Description of the task ▸
Every line of the material is to be quoted verbatim, minus the pictures.

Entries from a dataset
◆ ◆ ◆ ◆ ◆

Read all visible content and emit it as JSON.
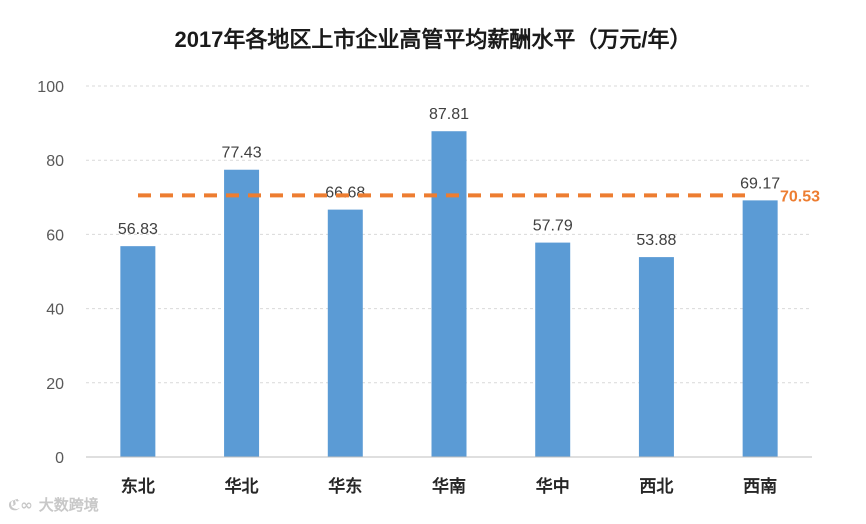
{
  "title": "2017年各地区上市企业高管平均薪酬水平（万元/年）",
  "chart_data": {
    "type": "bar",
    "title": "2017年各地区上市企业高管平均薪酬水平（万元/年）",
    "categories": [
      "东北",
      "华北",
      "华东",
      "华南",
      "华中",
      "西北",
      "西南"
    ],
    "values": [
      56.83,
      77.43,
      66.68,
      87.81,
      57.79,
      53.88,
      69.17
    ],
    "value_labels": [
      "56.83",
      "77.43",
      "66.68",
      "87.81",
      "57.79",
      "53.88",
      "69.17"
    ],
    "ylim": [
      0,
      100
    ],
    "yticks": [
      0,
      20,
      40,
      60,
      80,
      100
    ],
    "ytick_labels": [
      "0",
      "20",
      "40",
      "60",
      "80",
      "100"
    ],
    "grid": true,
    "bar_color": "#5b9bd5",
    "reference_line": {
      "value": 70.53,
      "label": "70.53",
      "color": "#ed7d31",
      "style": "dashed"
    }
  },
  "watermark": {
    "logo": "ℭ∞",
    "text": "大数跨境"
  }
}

◆ ◆ ◆ ◆ ◆

Expected answer ▸
Read all visible content and emit it as JSON.
{
  "title": "2017年各地区上市企业高管平均薪酬水平（万元/年）",
  "chart_data": {
    "type": "bar",
    "title": "2017年各地区上市企业高管平均薪酬水平（万元/年）",
    "categories": [
      "东北",
      "华北",
      "华东",
      "华南",
      "华中",
      "西北",
      "西南"
    ],
    "values": [
      56.83,
      77.43,
      66.68,
      87.81,
      57.79,
      53.88,
      69.17
    ],
    "value_labels": [
      "56.83",
      "77.43",
      "66.68",
      "87.81",
      "57.79",
      "53.88",
      "69.17"
    ],
    "ylim": [
      0,
      100
    ],
    "yticks": [
      0,
      20,
      40,
      60,
      80,
      100
    ],
    "ytick_labels": [
      "0",
      "20",
      "40",
      "60",
      "80",
      "100"
    ],
    "grid": true,
    "bar_color": "#5b9bd5",
    "reference_line": {
      "value": 70.53,
      "label": "70.53",
      "color": "#ed7d31",
      "style": "dashed"
    }
  },
  "watermark": {
    "logo": "ℭ∞",
    "text": "大数跨境"
  }
}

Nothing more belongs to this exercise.